## Stated exercise
Can you pull out each line of the data below that includes the word "ylabel"?

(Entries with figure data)
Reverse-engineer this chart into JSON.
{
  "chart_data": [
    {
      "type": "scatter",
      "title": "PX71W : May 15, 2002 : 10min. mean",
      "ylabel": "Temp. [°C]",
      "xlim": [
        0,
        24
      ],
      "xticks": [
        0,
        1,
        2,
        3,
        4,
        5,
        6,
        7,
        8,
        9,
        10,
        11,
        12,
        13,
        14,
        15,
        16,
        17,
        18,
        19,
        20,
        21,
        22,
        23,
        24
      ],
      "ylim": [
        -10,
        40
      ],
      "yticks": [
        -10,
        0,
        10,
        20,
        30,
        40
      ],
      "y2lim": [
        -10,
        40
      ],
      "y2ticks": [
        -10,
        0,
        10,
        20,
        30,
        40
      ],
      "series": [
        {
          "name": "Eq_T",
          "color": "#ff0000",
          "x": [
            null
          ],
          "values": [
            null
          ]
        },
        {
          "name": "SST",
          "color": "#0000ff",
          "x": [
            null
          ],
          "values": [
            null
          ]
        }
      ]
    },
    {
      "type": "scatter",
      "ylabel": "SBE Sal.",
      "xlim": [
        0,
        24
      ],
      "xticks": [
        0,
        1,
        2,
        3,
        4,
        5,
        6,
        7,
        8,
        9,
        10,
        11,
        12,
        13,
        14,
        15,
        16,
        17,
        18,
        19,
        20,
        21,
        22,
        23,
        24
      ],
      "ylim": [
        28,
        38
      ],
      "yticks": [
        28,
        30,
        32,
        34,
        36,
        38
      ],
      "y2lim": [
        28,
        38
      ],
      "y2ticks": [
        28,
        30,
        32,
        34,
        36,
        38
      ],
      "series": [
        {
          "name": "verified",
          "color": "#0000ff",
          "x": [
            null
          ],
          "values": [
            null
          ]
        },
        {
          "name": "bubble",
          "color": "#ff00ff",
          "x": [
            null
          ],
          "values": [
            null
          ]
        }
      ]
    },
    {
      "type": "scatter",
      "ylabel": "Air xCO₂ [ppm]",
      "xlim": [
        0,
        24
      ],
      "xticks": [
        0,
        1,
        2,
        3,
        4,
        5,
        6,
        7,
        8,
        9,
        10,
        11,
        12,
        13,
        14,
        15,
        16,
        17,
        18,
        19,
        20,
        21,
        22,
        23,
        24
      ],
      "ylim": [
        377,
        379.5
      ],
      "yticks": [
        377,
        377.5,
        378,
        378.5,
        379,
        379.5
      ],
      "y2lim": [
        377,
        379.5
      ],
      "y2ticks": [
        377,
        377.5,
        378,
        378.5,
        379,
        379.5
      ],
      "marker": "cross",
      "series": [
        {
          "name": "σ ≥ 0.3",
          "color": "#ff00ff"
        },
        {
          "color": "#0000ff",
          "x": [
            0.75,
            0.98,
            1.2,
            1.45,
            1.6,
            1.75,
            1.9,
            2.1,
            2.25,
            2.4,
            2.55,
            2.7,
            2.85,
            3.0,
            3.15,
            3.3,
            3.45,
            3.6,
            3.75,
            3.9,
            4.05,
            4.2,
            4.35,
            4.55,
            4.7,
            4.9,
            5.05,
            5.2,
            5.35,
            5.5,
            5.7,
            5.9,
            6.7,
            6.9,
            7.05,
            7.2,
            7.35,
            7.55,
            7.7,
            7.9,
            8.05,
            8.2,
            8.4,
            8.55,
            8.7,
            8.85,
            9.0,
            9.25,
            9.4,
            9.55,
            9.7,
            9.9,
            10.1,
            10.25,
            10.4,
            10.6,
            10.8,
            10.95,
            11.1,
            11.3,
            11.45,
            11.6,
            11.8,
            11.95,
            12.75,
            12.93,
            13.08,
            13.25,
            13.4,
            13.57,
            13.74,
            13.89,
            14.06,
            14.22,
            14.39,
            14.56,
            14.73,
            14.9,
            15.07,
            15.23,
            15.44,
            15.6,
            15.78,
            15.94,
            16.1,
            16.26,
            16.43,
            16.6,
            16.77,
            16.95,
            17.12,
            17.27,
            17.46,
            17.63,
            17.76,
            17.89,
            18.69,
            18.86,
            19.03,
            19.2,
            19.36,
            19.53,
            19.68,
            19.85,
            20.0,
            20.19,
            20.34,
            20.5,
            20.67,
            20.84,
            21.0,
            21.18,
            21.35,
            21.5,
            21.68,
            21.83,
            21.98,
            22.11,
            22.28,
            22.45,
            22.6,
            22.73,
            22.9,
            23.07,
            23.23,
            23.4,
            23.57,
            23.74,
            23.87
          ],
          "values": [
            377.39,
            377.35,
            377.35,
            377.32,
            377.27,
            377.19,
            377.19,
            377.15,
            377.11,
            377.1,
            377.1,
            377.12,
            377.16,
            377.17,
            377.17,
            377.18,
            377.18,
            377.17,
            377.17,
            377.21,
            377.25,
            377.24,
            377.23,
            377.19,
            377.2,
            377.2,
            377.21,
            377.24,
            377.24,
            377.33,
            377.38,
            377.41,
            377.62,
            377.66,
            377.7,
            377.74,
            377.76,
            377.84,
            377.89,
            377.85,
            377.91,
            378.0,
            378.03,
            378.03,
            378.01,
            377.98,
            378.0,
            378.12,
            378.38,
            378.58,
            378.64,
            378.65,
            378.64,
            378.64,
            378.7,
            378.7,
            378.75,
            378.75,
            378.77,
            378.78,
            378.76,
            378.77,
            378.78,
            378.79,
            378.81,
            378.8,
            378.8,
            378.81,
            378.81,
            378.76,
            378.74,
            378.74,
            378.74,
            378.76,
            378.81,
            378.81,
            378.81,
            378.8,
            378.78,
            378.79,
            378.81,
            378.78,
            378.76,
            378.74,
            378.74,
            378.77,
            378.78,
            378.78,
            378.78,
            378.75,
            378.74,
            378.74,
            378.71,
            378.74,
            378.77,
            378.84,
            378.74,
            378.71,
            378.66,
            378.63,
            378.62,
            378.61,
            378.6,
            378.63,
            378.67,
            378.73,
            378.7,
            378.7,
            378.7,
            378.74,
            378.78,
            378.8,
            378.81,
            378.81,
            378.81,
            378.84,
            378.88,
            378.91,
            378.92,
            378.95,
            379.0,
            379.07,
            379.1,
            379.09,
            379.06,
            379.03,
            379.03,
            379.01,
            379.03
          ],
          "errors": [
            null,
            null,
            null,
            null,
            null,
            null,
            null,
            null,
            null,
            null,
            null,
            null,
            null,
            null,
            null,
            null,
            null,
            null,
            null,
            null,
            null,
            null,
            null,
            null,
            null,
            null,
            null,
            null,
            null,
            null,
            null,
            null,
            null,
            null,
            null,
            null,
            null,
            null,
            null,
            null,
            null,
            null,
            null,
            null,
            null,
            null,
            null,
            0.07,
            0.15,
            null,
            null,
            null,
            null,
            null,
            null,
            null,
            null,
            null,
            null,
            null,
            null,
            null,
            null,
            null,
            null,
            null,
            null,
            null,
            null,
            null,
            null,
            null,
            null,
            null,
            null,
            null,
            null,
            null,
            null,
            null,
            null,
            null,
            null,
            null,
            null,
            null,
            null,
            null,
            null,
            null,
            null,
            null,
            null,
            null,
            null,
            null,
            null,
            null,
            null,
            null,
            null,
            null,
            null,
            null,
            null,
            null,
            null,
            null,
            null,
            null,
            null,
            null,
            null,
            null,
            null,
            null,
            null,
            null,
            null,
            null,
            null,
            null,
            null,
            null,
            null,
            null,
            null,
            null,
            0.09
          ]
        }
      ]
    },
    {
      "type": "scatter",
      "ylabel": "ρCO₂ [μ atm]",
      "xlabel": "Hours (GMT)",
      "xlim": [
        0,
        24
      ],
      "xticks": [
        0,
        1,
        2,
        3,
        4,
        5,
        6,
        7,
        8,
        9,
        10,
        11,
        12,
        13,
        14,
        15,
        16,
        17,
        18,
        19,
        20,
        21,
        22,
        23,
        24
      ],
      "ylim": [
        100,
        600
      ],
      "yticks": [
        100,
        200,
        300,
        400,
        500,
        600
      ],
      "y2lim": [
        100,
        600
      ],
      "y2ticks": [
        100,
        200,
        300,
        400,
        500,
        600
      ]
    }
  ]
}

## Expected answer
      "ylabel": "Temp. [°C]",
      "ylabel": "SBE Sal.",
      "ylabel": "Air xCO₂ [ppm]",
      "ylabel": "ρCO₂ [μ atm]",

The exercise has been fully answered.